CONSIGNE:
Reproduisez sans aucune modification, s'il vous plaît, les lignes du matériel depuis son début jusqu'à la ligne contenant « y-tick-label: 56 xyxy=(80,157,97,176) », celle-ci comprise.
• • •
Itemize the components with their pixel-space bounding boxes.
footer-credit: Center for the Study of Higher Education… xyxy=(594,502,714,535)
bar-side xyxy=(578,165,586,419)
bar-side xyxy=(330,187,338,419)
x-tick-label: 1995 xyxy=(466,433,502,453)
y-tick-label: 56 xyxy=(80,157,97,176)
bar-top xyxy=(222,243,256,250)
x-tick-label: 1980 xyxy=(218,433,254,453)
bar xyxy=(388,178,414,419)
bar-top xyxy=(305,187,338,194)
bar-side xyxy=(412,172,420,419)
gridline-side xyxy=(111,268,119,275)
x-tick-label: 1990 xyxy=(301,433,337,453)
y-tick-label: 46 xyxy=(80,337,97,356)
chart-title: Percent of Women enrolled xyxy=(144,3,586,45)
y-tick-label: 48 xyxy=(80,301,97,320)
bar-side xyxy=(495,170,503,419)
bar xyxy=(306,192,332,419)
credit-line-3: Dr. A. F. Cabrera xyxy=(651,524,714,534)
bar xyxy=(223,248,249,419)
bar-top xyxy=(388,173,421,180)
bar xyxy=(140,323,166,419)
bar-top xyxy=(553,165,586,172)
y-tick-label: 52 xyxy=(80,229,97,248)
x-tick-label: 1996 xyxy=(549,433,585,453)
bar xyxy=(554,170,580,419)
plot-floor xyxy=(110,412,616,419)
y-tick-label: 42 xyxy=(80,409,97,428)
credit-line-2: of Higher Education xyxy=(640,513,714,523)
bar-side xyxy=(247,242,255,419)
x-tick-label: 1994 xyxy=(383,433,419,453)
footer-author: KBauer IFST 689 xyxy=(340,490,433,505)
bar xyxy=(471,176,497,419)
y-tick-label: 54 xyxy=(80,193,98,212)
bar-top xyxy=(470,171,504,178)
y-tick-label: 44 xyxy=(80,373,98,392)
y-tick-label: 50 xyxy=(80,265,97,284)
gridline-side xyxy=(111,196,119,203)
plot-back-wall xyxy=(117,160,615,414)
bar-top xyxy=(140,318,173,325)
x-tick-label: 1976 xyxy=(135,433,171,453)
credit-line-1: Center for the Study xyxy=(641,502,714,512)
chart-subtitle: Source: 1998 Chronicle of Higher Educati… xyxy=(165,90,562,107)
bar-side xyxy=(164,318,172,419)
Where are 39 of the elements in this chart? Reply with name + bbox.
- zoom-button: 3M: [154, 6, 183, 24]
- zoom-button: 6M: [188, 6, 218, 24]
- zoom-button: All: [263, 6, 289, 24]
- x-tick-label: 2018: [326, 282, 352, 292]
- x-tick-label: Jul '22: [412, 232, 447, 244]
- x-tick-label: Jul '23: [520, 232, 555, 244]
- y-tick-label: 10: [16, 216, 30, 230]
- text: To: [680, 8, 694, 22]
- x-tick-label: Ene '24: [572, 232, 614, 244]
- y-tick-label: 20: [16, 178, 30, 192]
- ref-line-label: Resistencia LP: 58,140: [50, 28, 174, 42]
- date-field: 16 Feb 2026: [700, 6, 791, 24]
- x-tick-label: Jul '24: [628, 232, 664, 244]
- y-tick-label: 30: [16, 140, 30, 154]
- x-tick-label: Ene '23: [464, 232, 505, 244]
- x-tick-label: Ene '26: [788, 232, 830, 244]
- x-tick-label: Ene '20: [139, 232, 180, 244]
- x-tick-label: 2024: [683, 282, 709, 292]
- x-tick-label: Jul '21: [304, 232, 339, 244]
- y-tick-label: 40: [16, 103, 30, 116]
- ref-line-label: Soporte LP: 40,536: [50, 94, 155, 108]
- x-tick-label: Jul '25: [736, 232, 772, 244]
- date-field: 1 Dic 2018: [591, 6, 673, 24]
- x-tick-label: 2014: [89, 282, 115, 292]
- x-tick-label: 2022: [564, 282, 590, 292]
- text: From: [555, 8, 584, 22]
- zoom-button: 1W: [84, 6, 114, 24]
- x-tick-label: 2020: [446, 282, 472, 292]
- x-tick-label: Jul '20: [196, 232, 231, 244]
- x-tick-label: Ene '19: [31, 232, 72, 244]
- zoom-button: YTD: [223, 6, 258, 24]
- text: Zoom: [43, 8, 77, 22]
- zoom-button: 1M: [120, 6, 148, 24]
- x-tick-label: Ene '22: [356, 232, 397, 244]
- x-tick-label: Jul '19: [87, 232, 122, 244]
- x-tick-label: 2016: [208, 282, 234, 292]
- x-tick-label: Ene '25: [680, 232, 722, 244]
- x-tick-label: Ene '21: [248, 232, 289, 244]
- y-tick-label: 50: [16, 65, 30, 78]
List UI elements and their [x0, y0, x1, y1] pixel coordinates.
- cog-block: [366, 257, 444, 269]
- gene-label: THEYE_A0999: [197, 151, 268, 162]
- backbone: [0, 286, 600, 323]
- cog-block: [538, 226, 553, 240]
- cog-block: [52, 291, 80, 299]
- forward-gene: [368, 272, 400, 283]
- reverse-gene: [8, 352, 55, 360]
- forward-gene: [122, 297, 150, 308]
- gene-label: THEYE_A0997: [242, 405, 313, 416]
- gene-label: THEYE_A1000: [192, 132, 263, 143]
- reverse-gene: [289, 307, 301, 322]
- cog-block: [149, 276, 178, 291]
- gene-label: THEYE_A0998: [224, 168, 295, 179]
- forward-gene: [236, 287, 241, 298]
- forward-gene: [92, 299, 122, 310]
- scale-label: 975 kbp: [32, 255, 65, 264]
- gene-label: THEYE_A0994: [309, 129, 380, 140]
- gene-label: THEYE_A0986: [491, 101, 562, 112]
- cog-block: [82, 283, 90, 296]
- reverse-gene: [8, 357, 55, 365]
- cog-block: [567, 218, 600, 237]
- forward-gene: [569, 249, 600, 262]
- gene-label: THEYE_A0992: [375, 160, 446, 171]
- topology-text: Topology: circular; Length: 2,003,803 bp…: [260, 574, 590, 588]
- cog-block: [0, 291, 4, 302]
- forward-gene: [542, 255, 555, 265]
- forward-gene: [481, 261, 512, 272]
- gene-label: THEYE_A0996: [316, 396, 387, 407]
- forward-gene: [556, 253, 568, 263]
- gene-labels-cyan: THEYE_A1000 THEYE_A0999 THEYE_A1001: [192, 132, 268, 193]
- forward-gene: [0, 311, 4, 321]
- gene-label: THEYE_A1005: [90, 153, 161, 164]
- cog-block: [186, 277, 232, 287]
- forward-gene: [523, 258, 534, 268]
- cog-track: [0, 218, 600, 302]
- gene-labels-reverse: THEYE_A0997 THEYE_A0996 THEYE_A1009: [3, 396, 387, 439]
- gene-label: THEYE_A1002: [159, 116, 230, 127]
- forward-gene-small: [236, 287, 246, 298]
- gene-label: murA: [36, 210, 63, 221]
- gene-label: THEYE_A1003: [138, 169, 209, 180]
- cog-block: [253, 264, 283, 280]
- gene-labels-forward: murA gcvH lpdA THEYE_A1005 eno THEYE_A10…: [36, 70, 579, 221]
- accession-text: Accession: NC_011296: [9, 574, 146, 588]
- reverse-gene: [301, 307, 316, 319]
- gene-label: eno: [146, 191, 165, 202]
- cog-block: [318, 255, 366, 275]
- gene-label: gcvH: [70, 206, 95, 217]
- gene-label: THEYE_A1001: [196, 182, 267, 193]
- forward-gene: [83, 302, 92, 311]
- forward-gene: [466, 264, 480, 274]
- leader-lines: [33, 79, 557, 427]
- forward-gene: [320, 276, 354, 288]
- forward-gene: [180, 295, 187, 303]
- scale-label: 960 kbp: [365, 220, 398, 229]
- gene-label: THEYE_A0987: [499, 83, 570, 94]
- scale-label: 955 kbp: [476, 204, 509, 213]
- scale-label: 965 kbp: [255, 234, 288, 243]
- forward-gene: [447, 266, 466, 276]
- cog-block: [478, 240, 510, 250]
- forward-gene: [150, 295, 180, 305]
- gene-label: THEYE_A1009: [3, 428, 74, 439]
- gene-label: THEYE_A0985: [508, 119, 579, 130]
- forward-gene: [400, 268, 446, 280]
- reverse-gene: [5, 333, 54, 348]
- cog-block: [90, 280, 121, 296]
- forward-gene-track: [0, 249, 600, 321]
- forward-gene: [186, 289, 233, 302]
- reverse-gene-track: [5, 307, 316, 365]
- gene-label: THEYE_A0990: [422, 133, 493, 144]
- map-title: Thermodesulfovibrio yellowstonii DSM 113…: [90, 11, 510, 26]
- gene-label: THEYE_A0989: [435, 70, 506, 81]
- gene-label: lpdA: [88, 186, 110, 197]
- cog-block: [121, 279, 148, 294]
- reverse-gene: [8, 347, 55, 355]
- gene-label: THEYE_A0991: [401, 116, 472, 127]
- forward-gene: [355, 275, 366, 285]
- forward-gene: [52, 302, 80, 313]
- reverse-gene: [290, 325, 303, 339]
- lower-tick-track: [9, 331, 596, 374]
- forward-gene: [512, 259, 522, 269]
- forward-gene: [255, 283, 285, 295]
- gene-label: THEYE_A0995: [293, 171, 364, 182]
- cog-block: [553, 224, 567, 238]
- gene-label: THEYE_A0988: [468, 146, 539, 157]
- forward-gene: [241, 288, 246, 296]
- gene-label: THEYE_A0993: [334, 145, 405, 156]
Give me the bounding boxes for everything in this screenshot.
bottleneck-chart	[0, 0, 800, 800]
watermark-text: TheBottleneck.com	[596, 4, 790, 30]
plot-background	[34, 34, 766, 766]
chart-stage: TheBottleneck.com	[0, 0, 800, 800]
• • •
RÉSULTAT:
Itemize the components with their pixel-space bounding boxes.
footer-credit: Center for the Study of Higher Education… xyxy=(594,502,714,535)
bar-side xyxy=(578,165,586,419)
bar-side xyxy=(330,187,338,419)
x-tick-label: 1995 xyxy=(466,433,502,453)
y-tick-label: 56 xyxy=(80,157,97,176)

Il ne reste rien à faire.